Element position data:

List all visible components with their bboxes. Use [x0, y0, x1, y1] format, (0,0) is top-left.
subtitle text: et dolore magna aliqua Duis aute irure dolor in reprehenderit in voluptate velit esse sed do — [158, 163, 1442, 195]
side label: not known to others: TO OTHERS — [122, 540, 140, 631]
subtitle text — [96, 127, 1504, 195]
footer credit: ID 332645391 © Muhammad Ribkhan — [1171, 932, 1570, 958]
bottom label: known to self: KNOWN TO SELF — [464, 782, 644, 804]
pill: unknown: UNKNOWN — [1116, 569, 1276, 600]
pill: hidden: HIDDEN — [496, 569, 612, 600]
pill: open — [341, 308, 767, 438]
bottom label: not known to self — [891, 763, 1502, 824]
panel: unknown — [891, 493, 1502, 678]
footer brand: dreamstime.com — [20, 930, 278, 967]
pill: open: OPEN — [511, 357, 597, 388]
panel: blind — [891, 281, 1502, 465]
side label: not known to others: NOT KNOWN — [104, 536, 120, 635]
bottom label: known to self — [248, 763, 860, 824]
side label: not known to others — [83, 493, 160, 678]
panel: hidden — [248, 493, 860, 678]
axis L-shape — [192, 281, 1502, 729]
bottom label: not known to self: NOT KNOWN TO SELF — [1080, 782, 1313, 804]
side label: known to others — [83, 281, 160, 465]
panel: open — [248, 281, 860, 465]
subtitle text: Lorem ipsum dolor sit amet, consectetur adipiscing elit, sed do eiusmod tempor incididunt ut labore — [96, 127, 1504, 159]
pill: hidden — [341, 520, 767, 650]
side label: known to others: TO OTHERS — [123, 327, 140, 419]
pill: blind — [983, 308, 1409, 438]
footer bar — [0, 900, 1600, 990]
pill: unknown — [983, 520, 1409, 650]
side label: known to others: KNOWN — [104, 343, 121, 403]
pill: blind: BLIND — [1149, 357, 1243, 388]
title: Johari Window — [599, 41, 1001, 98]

Stated problem = Copy the records verbatim from their first line through the line containing "panel: open — [248, 281, 860, 465]", including that line, and stop there.

Response to the task =
List all visible components with their bboxes. Use [x0, y0, x1, y1] format, (0,0) is top-left.
subtitle text: et dolore magna aliqua Duis aute irure dolor in reprehenderit in voluptate velit esse sed do — [158, 163, 1442, 195]
side label: not known to others: TO OTHERS — [122, 540, 140, 631]
subtitle text — [96, 127, 1504, 195]
footer credit: ID 332645391 © Muhammad Ribkhan — [1171, 932, 1570, 958]
bottom label: known to self: KNOWN TO SELF — [464, 782, 644, 804]
pill: unknown: UNKNOWN — [1116, 569, 1276, 600]
pill: hidden: HIDDEN — [496, 569, 612, 600]
pill: open — [341, 308, 767, 438]
bottom label: not known to self — [891, 763, 1502, 824]
panel: unknown — [891, 493, 1502, 678]
footer brand: dreamstime.com — [20, 930, 278, 967]
pill: open: OPEN — [511, 357, 597, 388]
panel: blind — [891, 281, 1502, 465]
side label: not known to others: NOT KNOWN — [104, 536, 120, 635]
bottom label: known to self — [248, 763, 860, 824]
side label: not known to others — [83, 493, 160, 678]
panel: hidden — [248, 493, 860, 678]
axis L-shape — [192, 281, 1502, 729]
bottom label: not known to self: NOT KNOWN TO SELF — [1080, 782, 1313, 804]
side label: known to others — [83, 281, 160, 465]
panel: open — [248, 281, 860, 465]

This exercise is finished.